-- Available records start --
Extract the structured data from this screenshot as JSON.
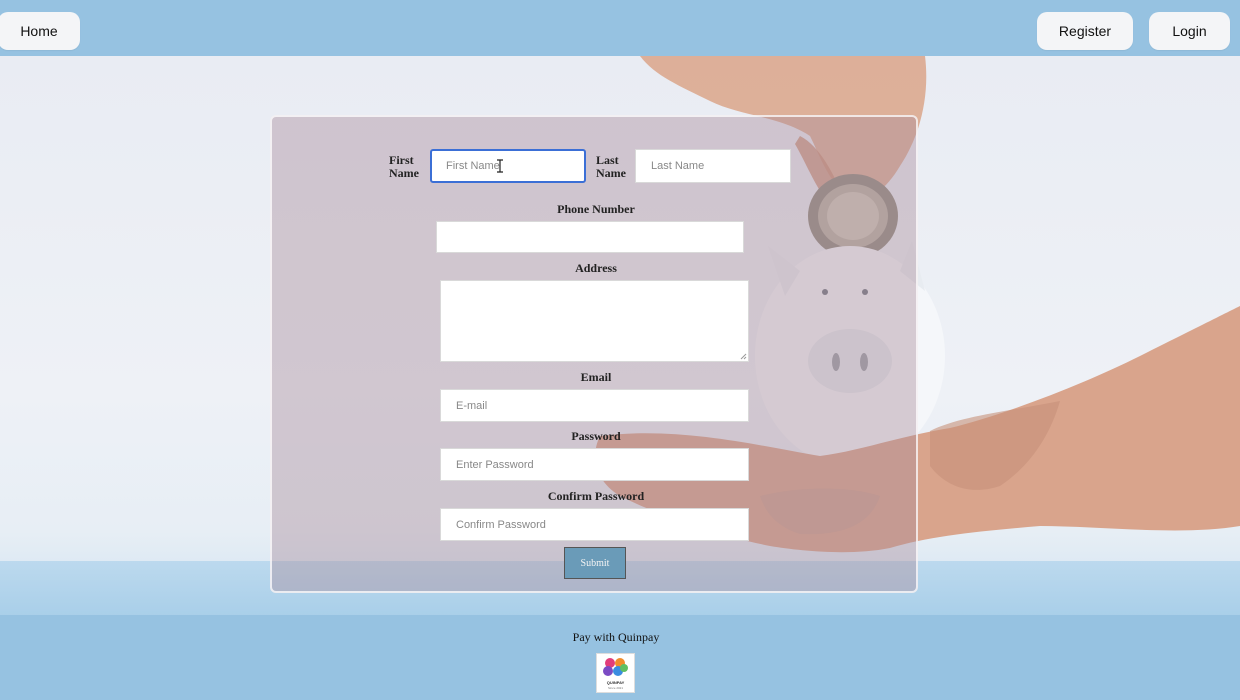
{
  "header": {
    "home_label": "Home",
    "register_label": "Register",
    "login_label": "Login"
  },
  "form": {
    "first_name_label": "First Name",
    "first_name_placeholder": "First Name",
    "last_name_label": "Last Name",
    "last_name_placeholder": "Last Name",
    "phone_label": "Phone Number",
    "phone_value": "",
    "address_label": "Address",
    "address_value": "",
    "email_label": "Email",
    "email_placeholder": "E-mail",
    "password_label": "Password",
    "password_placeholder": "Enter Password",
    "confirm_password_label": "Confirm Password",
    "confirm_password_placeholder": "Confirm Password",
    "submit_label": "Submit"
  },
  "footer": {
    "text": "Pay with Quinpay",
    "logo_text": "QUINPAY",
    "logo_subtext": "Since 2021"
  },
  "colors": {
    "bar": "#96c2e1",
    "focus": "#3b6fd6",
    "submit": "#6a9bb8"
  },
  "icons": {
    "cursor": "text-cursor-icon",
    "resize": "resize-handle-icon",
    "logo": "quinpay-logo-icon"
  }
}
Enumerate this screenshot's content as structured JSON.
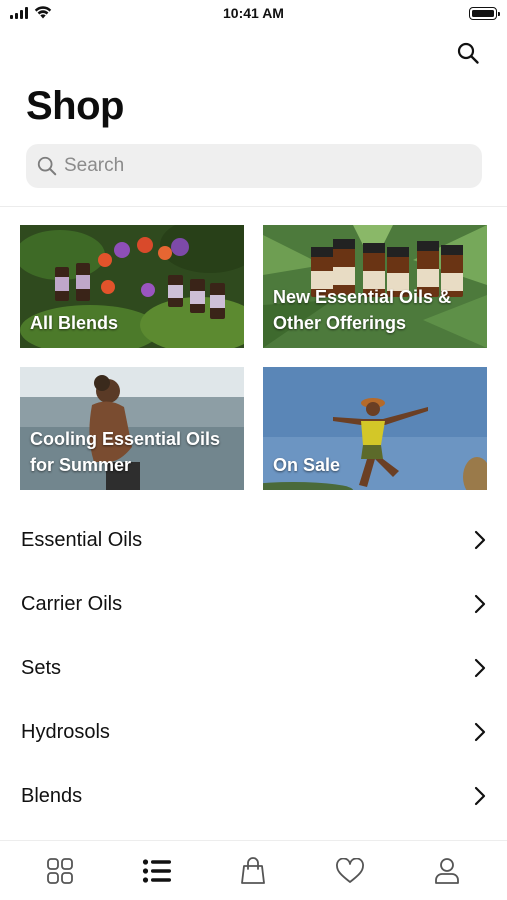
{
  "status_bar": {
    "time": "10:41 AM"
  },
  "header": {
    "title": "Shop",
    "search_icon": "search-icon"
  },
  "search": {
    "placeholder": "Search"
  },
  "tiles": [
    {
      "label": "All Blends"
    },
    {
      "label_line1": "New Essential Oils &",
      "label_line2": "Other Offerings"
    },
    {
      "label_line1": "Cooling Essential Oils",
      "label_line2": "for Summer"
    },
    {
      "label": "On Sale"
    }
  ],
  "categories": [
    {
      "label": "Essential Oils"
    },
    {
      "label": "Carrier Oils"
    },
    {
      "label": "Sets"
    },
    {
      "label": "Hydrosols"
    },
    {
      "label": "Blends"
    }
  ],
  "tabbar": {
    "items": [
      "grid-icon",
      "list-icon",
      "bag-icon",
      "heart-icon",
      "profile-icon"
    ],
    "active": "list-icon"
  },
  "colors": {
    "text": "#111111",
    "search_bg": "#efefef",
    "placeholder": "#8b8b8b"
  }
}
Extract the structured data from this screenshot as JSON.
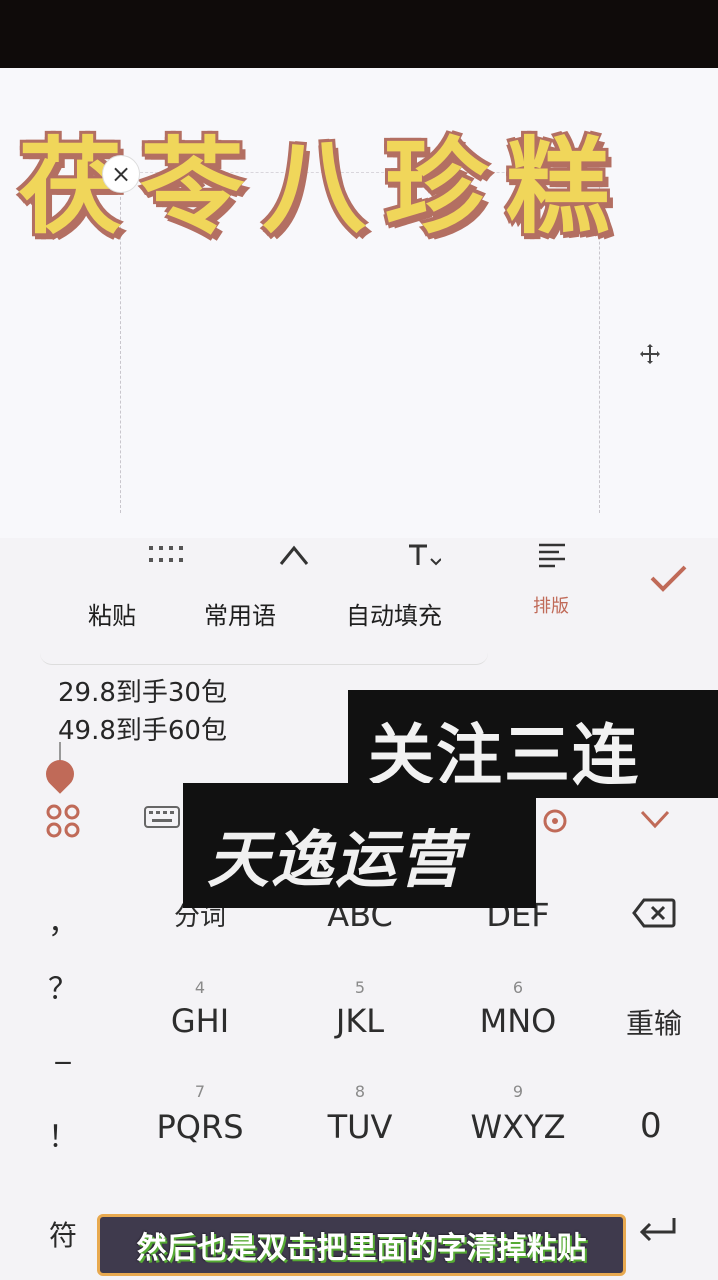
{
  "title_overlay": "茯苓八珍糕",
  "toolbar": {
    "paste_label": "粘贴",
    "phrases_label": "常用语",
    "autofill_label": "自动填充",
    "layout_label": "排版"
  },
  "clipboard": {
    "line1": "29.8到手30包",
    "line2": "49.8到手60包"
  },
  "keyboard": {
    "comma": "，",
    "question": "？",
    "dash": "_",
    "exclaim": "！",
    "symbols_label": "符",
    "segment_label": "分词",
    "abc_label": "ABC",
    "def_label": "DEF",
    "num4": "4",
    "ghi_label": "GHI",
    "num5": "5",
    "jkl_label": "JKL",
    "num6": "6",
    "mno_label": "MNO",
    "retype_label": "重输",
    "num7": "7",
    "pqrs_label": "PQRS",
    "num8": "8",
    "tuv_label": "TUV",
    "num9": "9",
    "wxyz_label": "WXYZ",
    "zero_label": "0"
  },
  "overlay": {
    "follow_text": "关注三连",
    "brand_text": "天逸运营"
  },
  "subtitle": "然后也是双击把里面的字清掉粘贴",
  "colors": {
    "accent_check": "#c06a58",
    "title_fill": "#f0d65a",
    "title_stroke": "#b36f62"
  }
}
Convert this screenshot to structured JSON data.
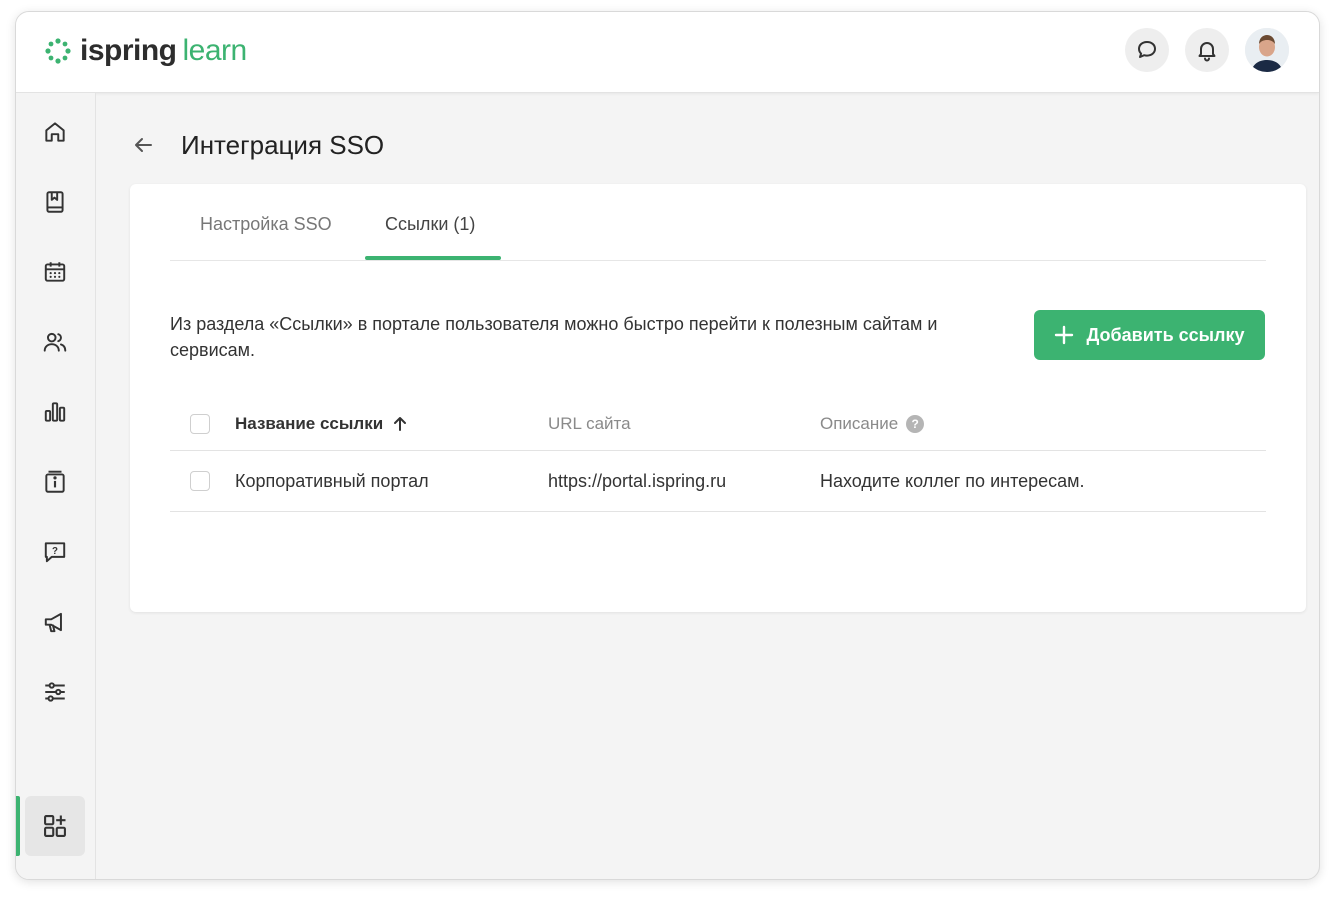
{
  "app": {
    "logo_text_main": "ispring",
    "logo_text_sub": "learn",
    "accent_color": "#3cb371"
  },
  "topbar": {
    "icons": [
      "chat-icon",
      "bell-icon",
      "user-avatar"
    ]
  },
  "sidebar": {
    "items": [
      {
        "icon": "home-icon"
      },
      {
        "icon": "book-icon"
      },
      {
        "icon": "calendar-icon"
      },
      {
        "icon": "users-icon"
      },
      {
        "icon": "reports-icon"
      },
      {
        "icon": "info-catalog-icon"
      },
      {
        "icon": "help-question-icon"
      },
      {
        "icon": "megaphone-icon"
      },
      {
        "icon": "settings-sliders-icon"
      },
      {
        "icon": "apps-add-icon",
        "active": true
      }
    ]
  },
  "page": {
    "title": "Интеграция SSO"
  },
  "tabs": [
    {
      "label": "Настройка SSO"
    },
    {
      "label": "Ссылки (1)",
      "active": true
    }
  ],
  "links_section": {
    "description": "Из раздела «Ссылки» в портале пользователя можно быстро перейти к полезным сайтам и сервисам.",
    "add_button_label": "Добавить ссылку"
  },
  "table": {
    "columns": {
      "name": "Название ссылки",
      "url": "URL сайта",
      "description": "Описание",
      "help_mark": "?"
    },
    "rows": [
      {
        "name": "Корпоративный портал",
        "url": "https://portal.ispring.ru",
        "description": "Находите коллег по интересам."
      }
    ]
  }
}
-- Available records end --
→ Problem to work on: Transcribe the full listing above exactly, with the images removed.

→ Expected answer:
Extract the structured data from this screenshot as JSON.
{
  "header": {
    "home_label": "Home",
    "register_label": "Register",
    "login_label": "Login"
  },
  "form": {
    "first_name_label": "First Name",
    "first_name_placeholder": "First Name",
    "last_name_label": "Last Name",
    "last_name_placeholder": "Last Name",
    "phone_label": "Phone Number",
    "phone_value": "",
    "address_label": "Address",
    "address_value": "",
    "email_label": "Email",
    "email_placeholder": "E-mail",
    "password_label": "Password",
    "password_placeholder": "Enter Password",
    "confirm_password_label": "Confirm Password",
    "confirm_password_placeholder": "Confirm Password",
    "submit_label": "Submit"
  },
  "footer": {
    "text": "Pay with Quinpay",
    "logo_text": "QUINPAY",
    "logo_subtext": "Since 2021"
  },
  "colors": {
    "bar": "#96c2e1",
    "focus": "#3b6fd6",
    "submit": "#6a9bb8"
  },
  "icons": {
    "cursor": "text-cursor-icon",
    "resize": "resize-handle-icon",
    "logo": "quinpay-logo-icon"
  }
}
Enumerate this screenshot's content as structured JSON.
{
  "status_bar": {
    "time": "10:41 AM"
  },
  "header": {
    "title": "Shop",
    "search_icon": "search-icon"
  },
  "search": {
    "placeholder": "Search"
  },
  "tiles": [
    {
      "label": "All Blends"
    },
    {
      "label_line1": "New Essential Oils &",
      "label_line2": "Other Offerings"
    },
    {
      "label_line1": "Cooling Essential Oils",
      "label_line2": "for Summer"
    },
    {
      "label": "On Sale"
    }
  ],
  "categories": [
    {
      "label": "Essential Oils"
    },
    {
      "label": "Carrier Oils"
    },
    {
      "label": "Sets"
    },
    {
      "label": "Hydrosols"
    },
    {
      "label": "Blends"
    }
  ],
  "tabbar": {
    "items": [
      "grid-icon",
      "list-icon",
      "bag-icon",
      "heart-icon",
      "profile-icon"
    ],
    "active": "list-icon"
  },
  "colors": {
    "text": "#111111",
    "search_bg": "#efefef",
    "placeholder": "#8b8b8b"
  }
}
Extract the structured data from this screenshot as JSON.
{
  "title_overlay": "茯苓八珍糕",
  "toolbar": {
    "paste_label": "粘贴",
    "phrases_label": "常用语",
    "autofill_label": "自动填充",
    "layout_label": "排版"
  },
  "clipboard": {
    "line1": "29.8到手30包",
    "line2": "49.8到手60包"
  },
  "keyboard": {
    "comma": "，",
    "question": "？",
    "dash": "_",
    "exclaim": "！",
    "symbols_label": "符",
    "segment_label": "分词",
    "abc_label": "ABC",
    "def_label": "DEF",
    "num4": "4",
    "ghi_label": "GHI",
    "num5": "5",
    "jkl_label": "JKL",
    "num6": "6",
    "mno_label": "MNO",
    "retype_label": "重输",
    "num7": "7",
    "pqrs_label": "PQRS",
    "num8": "8",
    "tuv_label": "TUV",
    "num9": "9",
    "wxyz_label": "WXYZ",
    "zero_label": "0"
  },
  "overlay": {
    "follow_text": "关注三连",
    "brand_text": "天逸运营"
  },
  "subtitle": "然后也是双击把里面的字清掉粘贴",
  "colors": {
    "accent_check": "#c06a58",
    "title_fill": "#f0d65a",
    "title_stroke": "#b36f62"
  }
}
Convert this screenshot to structured JSON data.
{
  "app": {
    "logo_text_main": "ispring",
    "logo_text_sub": "learn",
    "accent_color": "#3cb371"
  },
  "topbar": {
    "icons": [
      "chat-icon",
      "bell-icon",
      "user-avatar"
    ]
  },
  "sidebar": {
    "items": [
      {
        "icon": "home-icon"
      },
      {
        "icon": "book-icon"
      },
      {
        "icon": "calendar-icon"
      },
      {
        "icon": "users-icon"
      },
      {
        "icon": "reports-icon"
      },
      {
        "icon": "info-catalog-icon"
      },
      {
        "icon": "help-question-icon"
      },
      {
        "icon": "megaphone-icon"
      },
      {
        "icon": "settings-sliders-icon"
      },
      {
        "icon": "apps-add-icon",
        "active": true
      }
    ]
  },
  "page": {
    "title": "Интеграция SSO"
  },
  "tabs": [
    {
      "label": "Настройка SSO"
    },
    {
      "label": "Ссылки (1)",
      "active": true
    }
  ],
  "links_section": {
    "description": "Из раздела «Ссылки» в портале пользователя можно быстро перейти к полезным сайтам и сервисам.",
    "add_button_label": "Добавить ссылку"
  },
  "table": {
    "columns": {
      "name": "Название ссылки",
      "url": "URL сайта",
      "description": "Описание",
      "help_mark": "?"
    },
    "rows": [
      {
        "name": "Корпоративный портал",
        "url": "https://portal.ispring.ru",
        "description": "Находите коллег по интересам."
      }
    ]
  }
}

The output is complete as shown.